(Stored records)
— BEGIN —
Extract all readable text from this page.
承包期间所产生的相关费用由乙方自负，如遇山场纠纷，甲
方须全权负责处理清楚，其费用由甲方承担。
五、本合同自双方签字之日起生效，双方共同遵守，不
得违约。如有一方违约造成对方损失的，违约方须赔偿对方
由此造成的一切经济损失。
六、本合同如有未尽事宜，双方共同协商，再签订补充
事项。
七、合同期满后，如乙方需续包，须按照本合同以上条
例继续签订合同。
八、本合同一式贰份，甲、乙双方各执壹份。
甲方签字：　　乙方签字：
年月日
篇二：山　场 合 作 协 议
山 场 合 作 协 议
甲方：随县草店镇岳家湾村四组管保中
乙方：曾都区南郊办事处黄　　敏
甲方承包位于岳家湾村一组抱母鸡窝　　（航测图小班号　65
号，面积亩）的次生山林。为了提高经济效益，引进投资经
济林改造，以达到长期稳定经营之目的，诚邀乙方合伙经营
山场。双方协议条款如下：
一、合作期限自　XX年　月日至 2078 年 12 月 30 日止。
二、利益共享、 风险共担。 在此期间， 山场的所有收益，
— END —
● **What is expected**: Quote the entire listing above exactly.

● **Final result**:
Extract all readable text from this page.
承包期间所产生的相关费用由乙方自负，如遇山场纠纷，甲
方须全权负责处理清楚，其费用由甲方承担。
五、本合同自双方签字之日起生效，双方共同遵守，不
得违约。如有一方违约造成对方损失的，违约方须赔偿对方
由此造成的一切经济损失。
六、本合同如有未尽事宜，双方共同协商，再签订补充
事项。
七、合同期满后，如乙方需续包，须按照本合同以上条
例继续签订合同。
八、本合同一式贰份，甲、乙双方各执壹份。
甲方签字：　　乙方签字：
年月日
篇二：山　场 合 作 协 议
山 场 合 作 协 议
甲方：随县草店镇岳家湾村四组管保中
乙方：曾都区南郊办事处黄　　敏
甲方承包位于岳家湾村一组抱母鸡窝　　（航测图小班号　65
号，面积亩）的次生山林。为了提高经济效益，引进投资经
济林改造，以达到长期稳定经营之目的，诚邀乙方合伙经营
山场。双方协议条款如下：
一、合作期限自　XX年　月日至 2078 年 12 月 30 日止。
二、利益共享、 风险共担。 在此期间， 山场的所有收益，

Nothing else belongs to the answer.